--- START OF Dataset records ---
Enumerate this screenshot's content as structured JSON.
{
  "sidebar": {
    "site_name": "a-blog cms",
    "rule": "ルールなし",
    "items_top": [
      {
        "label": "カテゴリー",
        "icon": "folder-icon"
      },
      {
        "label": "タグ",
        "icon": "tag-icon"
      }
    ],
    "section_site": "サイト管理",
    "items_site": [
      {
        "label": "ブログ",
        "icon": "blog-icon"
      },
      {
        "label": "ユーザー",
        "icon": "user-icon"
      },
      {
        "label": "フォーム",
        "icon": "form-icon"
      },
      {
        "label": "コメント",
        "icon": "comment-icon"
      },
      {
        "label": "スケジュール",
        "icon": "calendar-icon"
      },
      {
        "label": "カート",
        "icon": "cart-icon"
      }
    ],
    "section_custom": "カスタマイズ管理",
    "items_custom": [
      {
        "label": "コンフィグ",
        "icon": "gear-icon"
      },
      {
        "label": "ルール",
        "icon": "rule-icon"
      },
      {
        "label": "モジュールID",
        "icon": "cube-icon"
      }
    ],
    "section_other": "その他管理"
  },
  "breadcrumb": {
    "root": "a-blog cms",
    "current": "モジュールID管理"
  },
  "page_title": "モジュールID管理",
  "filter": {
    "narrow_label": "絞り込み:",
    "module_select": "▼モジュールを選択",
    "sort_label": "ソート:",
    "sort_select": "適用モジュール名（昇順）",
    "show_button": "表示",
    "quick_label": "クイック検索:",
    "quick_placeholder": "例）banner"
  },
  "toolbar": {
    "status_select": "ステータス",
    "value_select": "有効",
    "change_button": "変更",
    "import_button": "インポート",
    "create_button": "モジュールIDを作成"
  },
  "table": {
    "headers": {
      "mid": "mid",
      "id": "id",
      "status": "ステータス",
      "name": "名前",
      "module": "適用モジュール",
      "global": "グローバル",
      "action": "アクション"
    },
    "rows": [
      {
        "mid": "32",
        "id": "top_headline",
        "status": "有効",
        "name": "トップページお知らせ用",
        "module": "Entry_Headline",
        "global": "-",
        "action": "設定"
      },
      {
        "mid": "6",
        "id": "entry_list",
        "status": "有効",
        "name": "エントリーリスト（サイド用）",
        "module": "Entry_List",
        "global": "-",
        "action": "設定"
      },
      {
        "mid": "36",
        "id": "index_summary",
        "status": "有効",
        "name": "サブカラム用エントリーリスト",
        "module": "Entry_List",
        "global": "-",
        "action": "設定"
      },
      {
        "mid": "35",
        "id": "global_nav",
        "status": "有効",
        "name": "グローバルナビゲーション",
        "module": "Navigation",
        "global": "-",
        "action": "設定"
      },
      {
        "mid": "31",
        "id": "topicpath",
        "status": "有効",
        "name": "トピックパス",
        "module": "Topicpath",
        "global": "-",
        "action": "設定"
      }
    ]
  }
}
--- END OF Dataset records ---
The problem:
The records above should be returned exactly.

Solved problem:
Enumerate this screenshot's content as structured JSON.
{
  "sidebar": {
    "site_name": "a-blog cms",
    "rule": "ルールなし",
    "items_top": [
      {
        "label": "カテゴリー",
        "icon": "folder-icon"
      },
      {
        "label": "タグ",
        "icon": "tag-icon"
      }
    ],
    "section_site": "サイト管理",
    "items_site": [
      {
        "label": "ブログ",
        "icon": "blog-icon"
      },
      {
        "label": "ユーザー",
        "icon": "user-icon"
      },
      {
        "label": "フォーム",
        "icon": "form-icon"
      },
      {
        "label": "コメント",
        "icon": "comment-icon"
      },
      {
        "label": "スケジュール",
        "icon": "calendar-icon"
      },
      {
        "label": "カート",
        "icon": "cart-icon"
      }
    ],
    "section_custom": "カスタマイズ管理",
    "items_custom": [
      {
        "label": "コンフィグ",
        "icon": "gear-icon"
      },
      {
        "label": "ルール",
        "icon": "rule-icon"
      },
      {
        "label": "モジュールID",
        "icon": "cube-icon"
      }
    ],
    "section_other": "その他管理"
  },
  "breadcrumb": {
    "root": "a-blog cms",
    "current": "モジュールID管理"
  },
  "page_title": "モジュールID管理",
  "filter": {
    "narrow_label": "絞り込み:",
    "module_select": "▼モジュールを選択",
    "sort_label": "ソート:",
    "sort_select": "適用モジュール名（昇順）",
    "show_button": "表示",
    "quick_label": "クイック検索:",
    "quick_placeholder": "例）banner"
  },
  "toolbar": {
    "status_select": "ステータス",
    "value_select": "有効",
    "change_button": "変更",
    "import_button": "インポート",
    "create_button": "モジュールIDを作成"
  },
  "table": {
    "headers": {
      "mid": "mid",
      "id": "id",
      "status": "ステータス",
      "name": "名前",
      "module": "適用モジュール",
      "global": "グローバル",
      "action": "アクション"
    },
    "rows": [
      {
        "mid": "32",
        "id": "top_headline",
        "status": "有効",
        "name": "トップページお知らせ用",
        "module": "Entry_Headline",
        "global": "-",
        "action": "設定"
      },
      {
        "mid": "6",
        "id": "entry_list",
        "status": "有効",
        "name": "エントリーリスト（サイド用）",
        "module": "Entry_List",
        "global": "-",
        "action": "設定"
      },
      {
        "mid": "36",
        "id": "index_summary",
        "status": "有効",
        "name": "サブカラム用エントリーリスト",
        "module": "Entry_List",
        "global": "-",
        "action": "設定"
      },
      {
        "mid": "35",
        "id": "global_nav",
        "status": "有効",
        "name": "グローバルナビゲーション",
        "module": "Navigation",
        "global": "-",
        "action": "設定"
      },
      {
        "mid": "31",
        "id": "topicpath",
        "status": "有効",
        "name": "トピックパス",
        "module": "Topicpath",
        "global": "-",
        "action": "設定"
      }
    ]
  }
}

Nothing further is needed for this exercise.